• [PROBLEM DESCRIPTION]:
Spot each line in the records below where the word "ΑΘΗΝΩΝ" occurs, then copy it.

—————

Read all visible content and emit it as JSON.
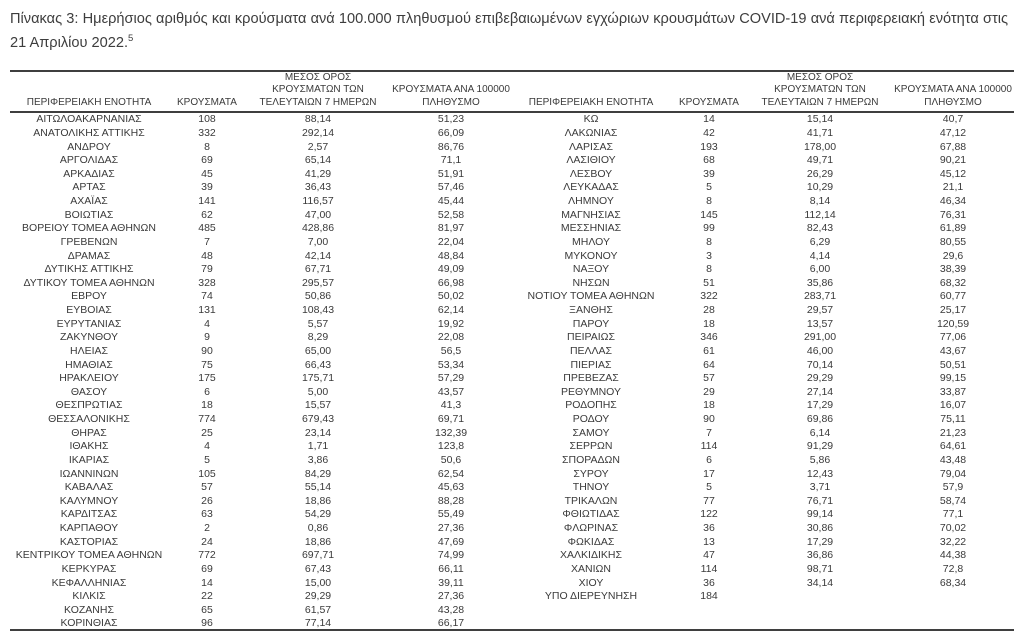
{
  "page": {
    "title": "Πίνακας 3:  Ημερήσιος αριθμός και κρούσματα ανά 100.000 πληθυσμού επιβεβαιωμένων εγχώριων κρουσμάτων COVID-19 ανά περιφερειακή ενότητα στις 21 Απριλίου 2022.",
    "title_footnote": "5"
  },
  "table": {
    "headers": {
      "region": "ΠΕΡΙΦΕΡΕΙΑΚΗ ΕΝΟΤΗΤΑ",
      "cases": "ΚΡΟΥΣΜΑΤΑ",
      "avg7": "ΜΕΣΟΣ ΟΡΟΣ\nΚΡΟΥΣΜΑΤΩΝ ΤΩΝ\nΤΕΛΕΥΤΑΙΩΝ 7 ΗΜΕΡΩΝ",
      "per100k": "ΚΡΟΥΣΜΑΤΑ ΑΝΑ 100000\nΠΛΗΘΥΣΜΟ"
    },
    "left_rows": [
      [
        "ΑΙΤΩΛΟΑΚΑΡΝΑΝΙΑΣ",
        "108",
        "88,14",
        "51,23"
      ],
      [
        "ΑΝΑΤΟΛΙΚΗΣ ΑΤΤΙΚΗΣ",
        "332",
        "292,14",
        "66,09"
      ],
      [
        "ΑΝΔΡΟΥ",
        "8",
        "2,57",
        "86,76"
      ],
      [
        "ΑΡΓΟΛΙΔΑΣ",
        "69",
        "65,14",
        "71,1"
      ],
      [
        "ΑΡΚΑΔΙΑΣ",
        "45",
        "41,29",
        "51,91"
      ],
      [
        "ΑΡΤΑΣ",
        "39",
        "36,43",
        "57,46"
      ],
      [
        "ΑΧΑΪΑΣ",
        "141",
        "116,57",
        "45,44"
      ],
      [
        "ΒΟΙΩΤΙΑΣ",
        "62",
        "47,00",
        "52,58"
      ],
      [
        "ΒΟΡΕΙΟΥ ΤΟΜΕΑ ΑΘΗΝΩΝ",
        "485",
        "428,86",
        "81,97"
      ],
      [
        "ΓΡΕΒΕΝΩΝ",
        "7",
        "7,00",
        "22,04"
      ],
      [
        "ΔΡΑΜΑΣ",
        "48",
        "42,14",
        "48,84"
      ],
      [
        "ΔΥΤΙΚΗΣ ΑΤΤΙΚΗΣ",
        "79",
        "67,71",
        "49,09"
      ],
      [
        "ΔΥΤΙΚΟΥ ΤΟΜΕΑ ΑΘΗΝΩΝ",
        "328",
        "295,57",
        "66,98"
      ],
      [
        "ΕΒΡΟΥ",
        "74",
        "50,86",
        "50,02"
      ],
      [
        "ΕΥΒΟΙΑΣ",
        "131",
        "108,43",
        "62,14"
      ],
      [
        "ΕΥΡΥΤΑΝΙΑΣ",
        "4",
        "5,57",
        "19,92"
      ],
      [
        "ΖΑΚΥΝΘΟΥ",
        "9",
        "8,29",
        "22,08"
      ],
      [
        "ΗΛΕΙΑΣ",
        "90",
        "65,00",
        "56,5"
      ],
      [
        "ΗΜΑΘΙΑΣ",
        "75",
        "66,43",
        "53,34"
      ],
      [
        "ΗΡΑΚΛΕΙΟΥ",
        "175",
        "175,71",
        "57,29"
      ],
      [
        "ΘΑΣΟΥ",
        "6",
        "5,00",
        "43,57"
      ],
      [
        "ΘΕΣΠΡΩΤΙΑΣ",
        "18",
        "15,57",
        "41,3"
      ],
      [
        "ΘΕΣΣΑΛΟΝΙΚΗΣ",
        "774",
        "679,43",
        "69,71"
      ],
      [
        "ΘΗΡΑΣ",
        "25",
        "23,14",
        "132,39"
      ],
      [
        "ΙΘΑΚΗΣ",
        "4",
        "1,71",
        "123,8"
      ],
      [
        "ΙΚΑΡΙΑΣ",
        "5",
        "3,86",
        "50,6"
      ],
      [
        "ΙΩΑΝΝΙΝΩΝ",
        "105",
        "84,29",
        "62,54"
      ],
      [
        "ΚΑΒΑΛΑΣ",
        "57",
        "55,14",
        "45,63"
      ],
      [
        "ΚΑΛΥΜΝΟΥ",
        "26",
        "18,86",
        "88,28"
      ],
      [
        "ΚΑΡΔΙΤΣΑΣ",
        "63",
        "54,29",
        "55,49"
      ],
      [
        "ΚΑΡΠΑΘΟΥ",
        "2",
        "0,86",
        "27,36"
      ],
      [
        "ΚΑΣΤΟΡΙΑΣ",
        "24",
        "18,86",
        "47,69"
      ],
      [
        "ΚΕΝΤΡΙΚΟΥ ΤΟΜΕΑ ΑΘΗΝΩΝ",
        "772",
        "697,71",
        "74,99"
      ],
      [
        "ΚΕΡΚΥΡΑΣ",
        "69",
        "67,43",
        "66,11"
      ],
      [
        "ΚΕΦΑΛΛΗΝΙΑΣ",
        "14",
        "15,00",
        "39,11"
      ],
      [
        "ΚΙΛΚΙΣ",
        "22",
        "29,29",
        "27,36"
      ],
      [
        "ΚΟΖΑΝΗΣ",
        "65",
        "61,57",
        "43,28"
      ],
      [
        "ΚΟΡΙΝΘΙΑΣ",
        "96",
        "77,14",
        "66,17"
      ]
    ],
    "right_rows": [
      [
        "ΚΩ",
        "14",
        "15,14",
        "40,7"
      ],
      [
        "ΛΑΚΩΝΙΑΣ",
        "42",
        "41,71",
        "47,12"
      ],
      [
        "ΛΑΡΙΣΑΣ",
        "193",
        "178,00",
        "67,88"
      ],
      [
        "ΛΑΣΙΘΙΟΥ",
        "68",
        "49,71",
        "90,21"
      ],
      [
        "ΛΕΣΒΟΥ",
        "39",
        "26,29",
        "45,12"
      ],
      [
        "ΛΕΥΚΑΔΑΣ",
        "5",
        "10,29",
        "21,1"
      ],
      [
        "ΛΗΜΝΟΥ",
        "8",
        "8,14",
        "46,34"
      ],
      [
        "ΜΑΓΝΗΣΙΑΣ",
        "145",
        "112,14",
        "76,31"
      ],
      [
        "ΜΕΣΣΗΝΙΑΣ",
        "99",
        "82,43",
        "61,89"
      ],
      [
        "ΜΗΛΟΥ",
        "8",
        "6,29",
        "80,55"
      ],
      [
        "ΜΥΚΟΝΟΥ",
        "3",
        "4,14",
        "29,6"
      ],
      [
        "ΝΑΞΟΥ",
        "8",
        "6,00",
        "38,39"
      ],
      [
        "ΝΗΣΩΝ",
        "51",
        "35,86",
        "68,32"
      ],
      [
        "ΝΟΤΙΟΥ ΤΟΜΕΑ ΑΘΗΝΩΝ",
        "322",
        "283,71",
        "60,77"
      ],
      [
        "ΞΑΝΘΗΣ",
        "28",
        "29,57",
        "25,17"
      ],
      [
        "ΠΑΡΟΥ",
        "18",
        "13,57",
        "120,59"
      ],
      [
        "ΠΕΙΡΑΙΩΣ",
        "346",
        "291,00",
        "77,06"
      ],
      [
        "ΠΕΛΛΑΣ",
        "61",
        "46,00",
        "43,67"
      ],
      [
        "ΠΙΕΡΙΑΣ",
        "64",
        "70,14",
        "50,51"
      ],
      [
        "ΠΡΕΒΕΖΑΣ",
        "57",
        "29,29",
        "99,15"
      ],
      [
        "ΡΕΘΥΜΝΟΥ",
        "29",
        "27,14",
        "33,87"
      ],
      [
        "ΡΟΔΟΠΗΣ",
        "18",
        "17,29",
        "16,07"
      ],
      [
        "ΡΟΔΟΥ",
        "90",
        "69,86",
        "75,11"
      ],
      [
        "ΣΑΜΟΥ",
        "7",
        "6,14",
        "21,23"
      ],
      [
        "ΣΕΡΡΩΝ",
        "114",
        "91,29",
        "64,61"
      ],
      [
        "ΣΠΟΡΑΔΩΝ",
        "6",
        "5,86",
        "43,48"
      ],
      [
        "ΣΥΡΟΥ",
        "17",
        "12,43",
        "79,04"
      ],
      [
        "ΤΗΝΟΥ",
        "5",
        "3,71",
        "57,9"
      ],
      [
        "ΤΡΙΚΑΛΩΝ",
        "77",
        "76,71",
        "58,74"
      ],
      [
        "ΦΘΙΩΤΙΔΑΣ",
        "122",
        "99,14",
        "77,1"
      ],
      [
        "ΦΛΩΡΙΝΑΣ",
        "36",
        "30,86",
        "70,02"
      ],
      [
        "ΦΩΚΙΔΑΣ",
        "13",
        "17,29",
        "32,22"
      ],
      [
        "ΧΑΛΚΙΔΙΚΗΣ",
        "47",
        "36,86",
        "44,38"
      ],
      [
        "ΧΑΝΙΩΝ",
        "114",
        "98,71",
        "72,8"
      ],
      [
        "ΧΙΟΥ",
        "36",
        "34,14",
        "68,34"
      ],
      [
        "ΥΠΟ ΔΙΕΡΕΥΝΗΣΗ",
        "184",
        "",
        ""
      ]
    ]
  }
}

—————

• [OUTPUT FOR THIS EXERCISE]:
        "ΒΟΡΕΙΟΥ ΤΟΜΕΑ ΑΘΗΝΩΝ",
        "ΔΥΤΙΚΟΥ ΤΟΜΕΑ ΑΘΗΝΩΝ",
        "ΚΕΝΤΡΙΚΟΥ ΤΟΜΕΑ ΑΘΗΝΩΝ",
        "ΝΟΤΙΟΥ ΤΟΜΕΑ ΑΘΗΝΩΝ",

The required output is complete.